■ **Input for this task**
· · · ·

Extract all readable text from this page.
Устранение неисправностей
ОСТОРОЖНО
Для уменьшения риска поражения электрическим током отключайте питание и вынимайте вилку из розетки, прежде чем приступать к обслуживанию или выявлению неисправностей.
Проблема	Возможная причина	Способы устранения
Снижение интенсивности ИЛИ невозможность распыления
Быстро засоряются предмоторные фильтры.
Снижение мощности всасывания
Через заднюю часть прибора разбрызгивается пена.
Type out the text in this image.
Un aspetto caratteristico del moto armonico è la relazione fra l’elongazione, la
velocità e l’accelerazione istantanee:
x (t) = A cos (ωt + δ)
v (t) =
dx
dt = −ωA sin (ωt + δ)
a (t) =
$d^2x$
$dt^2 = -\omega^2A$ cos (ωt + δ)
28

· · · ·

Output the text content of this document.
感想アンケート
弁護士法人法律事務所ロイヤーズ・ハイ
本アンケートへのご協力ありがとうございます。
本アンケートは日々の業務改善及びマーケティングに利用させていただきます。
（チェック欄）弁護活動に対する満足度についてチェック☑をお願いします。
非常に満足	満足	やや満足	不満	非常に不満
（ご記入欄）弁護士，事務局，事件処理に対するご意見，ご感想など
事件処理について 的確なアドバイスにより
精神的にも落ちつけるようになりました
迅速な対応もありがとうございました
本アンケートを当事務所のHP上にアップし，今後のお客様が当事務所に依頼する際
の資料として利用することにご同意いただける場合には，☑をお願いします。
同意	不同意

· · · ·

■ **Problem to solve**
Locate the lines above that contain "Снижение" and copy them.

■ **In response**
Снижение интенсивности ИЛИ невозможность распыления
Снижение мощности всасывания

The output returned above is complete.